#### [TASK DETAILS]
Pictures aside, write out every record exactly as it appears.

#### [SUPPLIED RECORDS]

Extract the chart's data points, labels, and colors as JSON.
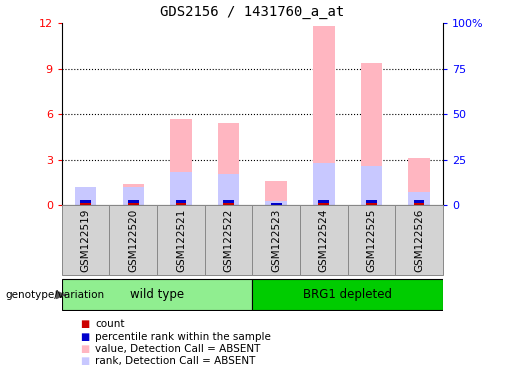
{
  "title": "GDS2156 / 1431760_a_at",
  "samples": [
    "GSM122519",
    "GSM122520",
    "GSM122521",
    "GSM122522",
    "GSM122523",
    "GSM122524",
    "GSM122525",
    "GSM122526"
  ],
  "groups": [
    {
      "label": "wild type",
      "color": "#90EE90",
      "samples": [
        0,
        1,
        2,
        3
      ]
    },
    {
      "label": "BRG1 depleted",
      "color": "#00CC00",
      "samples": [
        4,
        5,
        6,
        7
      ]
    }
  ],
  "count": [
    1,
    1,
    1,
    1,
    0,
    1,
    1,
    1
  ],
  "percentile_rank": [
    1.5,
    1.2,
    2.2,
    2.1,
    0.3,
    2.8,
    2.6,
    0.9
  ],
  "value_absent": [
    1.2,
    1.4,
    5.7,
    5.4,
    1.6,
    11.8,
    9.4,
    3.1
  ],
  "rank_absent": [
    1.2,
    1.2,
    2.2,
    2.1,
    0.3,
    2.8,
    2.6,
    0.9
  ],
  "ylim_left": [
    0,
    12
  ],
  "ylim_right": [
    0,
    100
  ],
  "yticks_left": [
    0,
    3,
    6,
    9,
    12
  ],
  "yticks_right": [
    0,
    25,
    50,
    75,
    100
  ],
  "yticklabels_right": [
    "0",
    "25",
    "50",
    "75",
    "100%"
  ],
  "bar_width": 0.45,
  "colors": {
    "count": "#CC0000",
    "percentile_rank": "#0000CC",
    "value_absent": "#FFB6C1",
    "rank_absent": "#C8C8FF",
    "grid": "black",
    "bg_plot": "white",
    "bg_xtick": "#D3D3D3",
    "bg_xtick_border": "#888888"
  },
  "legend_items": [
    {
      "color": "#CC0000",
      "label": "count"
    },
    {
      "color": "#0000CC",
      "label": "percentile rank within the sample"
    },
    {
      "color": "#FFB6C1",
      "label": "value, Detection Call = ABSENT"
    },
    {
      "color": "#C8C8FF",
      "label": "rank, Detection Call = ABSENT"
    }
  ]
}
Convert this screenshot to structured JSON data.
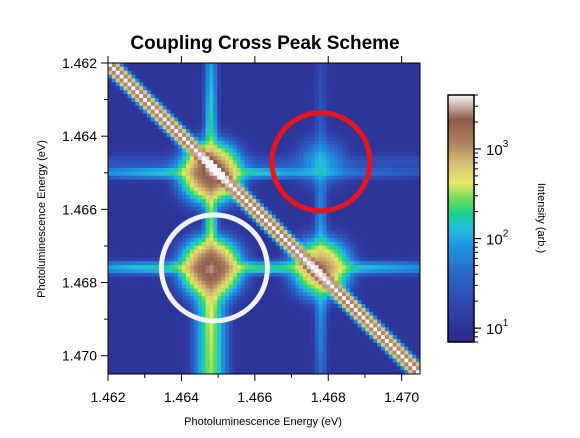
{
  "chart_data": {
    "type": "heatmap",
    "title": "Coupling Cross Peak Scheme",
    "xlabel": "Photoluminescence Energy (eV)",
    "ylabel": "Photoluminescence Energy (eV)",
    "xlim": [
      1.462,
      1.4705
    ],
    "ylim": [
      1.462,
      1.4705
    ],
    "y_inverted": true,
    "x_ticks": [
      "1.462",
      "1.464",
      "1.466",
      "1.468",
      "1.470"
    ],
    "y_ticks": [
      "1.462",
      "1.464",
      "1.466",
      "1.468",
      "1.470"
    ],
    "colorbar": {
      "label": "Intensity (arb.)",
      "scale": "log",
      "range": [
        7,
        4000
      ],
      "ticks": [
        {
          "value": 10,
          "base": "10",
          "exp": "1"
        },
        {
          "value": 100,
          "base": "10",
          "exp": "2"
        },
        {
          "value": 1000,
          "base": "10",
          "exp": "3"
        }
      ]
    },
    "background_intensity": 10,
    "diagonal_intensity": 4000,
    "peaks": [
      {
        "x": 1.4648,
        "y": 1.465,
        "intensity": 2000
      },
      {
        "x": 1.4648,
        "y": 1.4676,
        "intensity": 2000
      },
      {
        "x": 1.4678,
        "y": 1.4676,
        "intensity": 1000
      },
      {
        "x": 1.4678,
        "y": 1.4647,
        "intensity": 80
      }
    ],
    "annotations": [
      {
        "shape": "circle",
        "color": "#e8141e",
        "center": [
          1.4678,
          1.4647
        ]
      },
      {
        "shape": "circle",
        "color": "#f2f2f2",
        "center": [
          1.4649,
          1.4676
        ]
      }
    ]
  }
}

#### [EXERCISE SOLUTION]
Extract the chart's data points, labels, and colors as JSON.
{
  "title": "GDS2156 / 1431760_a_at",
  "samples": [
    "GSM122519",
    "GSM122520",
    "GSM122521",
    "GSM122522",
    "GSM122523",
    "GSM122524",
    "GSM122525",
    "GSM122526"
  ],
  "groups": [
    {
      "label": "wild type",
      "color": "#90EE90",
      "samples": [
        0,
        1,
        2,
        3
      ]
    },
    {
      "label": "BRG1 depleted",
      "color": "#00CC00",
      "samples": [
        4,
        5,
        6,
        7
      ]
    }
  ],
  "count": [
    1,
    1,
    1,
    1,
    0,
    1,
    1,
    1
  ],
  "percentile_rank": [
    1.5,
    1.2,
    2.2,
    2.1,
    0.3,
    2.8,
    2.6,
    0.9
  ],
  "value_absent": [
    1.2,
    1.4,
    5.7,
    5.4,
    1.6,
    11.8,
    9.4,
    3.1
  ],
  "rank_absent": [
    1.2,
    1.2,
    2.2,
    2.1,
    0.3,
    2.8,
    2.6,
    0.9
  ],
  "ylim_left": [
    0,
    12
  ],
  "ylim_right": [
    0,
    100
  ],
  "yticks_left": [
    0,
    3,
    6,
    9,
    12
  ],
  "yticks_right": [
    0,
    25,
    50,
    75,
    100
  ],
  "yticklabels_right": [
    "0",
    "25",
    "50",
    "75",
    "100%"
  ],
  "bar_width": 0.45,
  "colors": {
    "count": "#CC0000",
    "percentile_rank": "#0000CC",
    "value_absent": "#FFB6C1",
    "rank_absent": "#C8C8FF",
    "grid": "black",
    "bg_plot": "white",
    "bg_xtick": "#D3D3D3",
    "bg_xtick_border": "#888888"
  },
  "legend_items": [
    {
      "color": "#CC0000",
      "label": "count"
    },
    {
      "color": "#0000CC",
      "label": "percentile rank within the sample"
    },
    {
      "color": "#FFB6C1",
      "label": "value, Detection Call = ABSENT"
    },
    {
      "color": "#C8C8FF",
      "label": "rank, Detection Call = ABSENT"
    }
  ]
}
Convert this screenshot to structured JSON data.
{
  "chart_data": {
    "type": "heatmap",
    "title": "Coupling Cross Peak Scheme",
    "xlabel": "Photoluminescence Energy (eV)",
    "ylabel": "Photoluminescence Energy (eV)",
    "xlim": [
      1.462,
      1.4705
    ],
    "ylim": [
      1.462,
      1.4705
    ],
    "y_inverted": true,
    "x_ticks": [
      "1.462",
      "1.464",
      "1.466",
      "1.468",
      "1.470"
    ],
    "y_ticks": [
      "1.462",
      "1.464",
      "1.466",
      "1.468",
      "1.470"
    ],
    "colorbar": {
      "label": "Intensity (arb.)",
      "scale": "log",
      "range": [
        7,
        4000
      ],
      "ticks": [
        {
          "value": 10,
          "base": "10",
          "exp": "1"
        },
        {
          "value": 100,
          "base": "10",
          "exp": "2"
        },
        {
          "value": 1000,
          "base": "10",
          "exp": "3"
        }
      ]
    },
    "background_intensity": 10,
    "diagonal_intensity": 4000,
    "peaks": [
      {
        "x": 1.4648,
        "y": 1.465,
        "intensity": 2000
      },
      {
        "x": 1.4648,
        "y": 1.4676,
        "intensity": 2000
      },
      {
        "x": 1.4678,
        "y": 1.4676,
        "intensity": 1000
      },
      {
        "x": 1.4678,
        "y": 1.4647,
        "intensity": 80
      }
    ],
    "annotations": [
      {
        "shape": "circle",
        "color": "#e8141e",
        "center": [
          1.4678,
          1.4647
        ]
      },
      {
        "shape": "circle",
        "color": "#f2f2f2",
        "center": [
          1.4649,
          1.4676
        ]
      }
    ]
  }
}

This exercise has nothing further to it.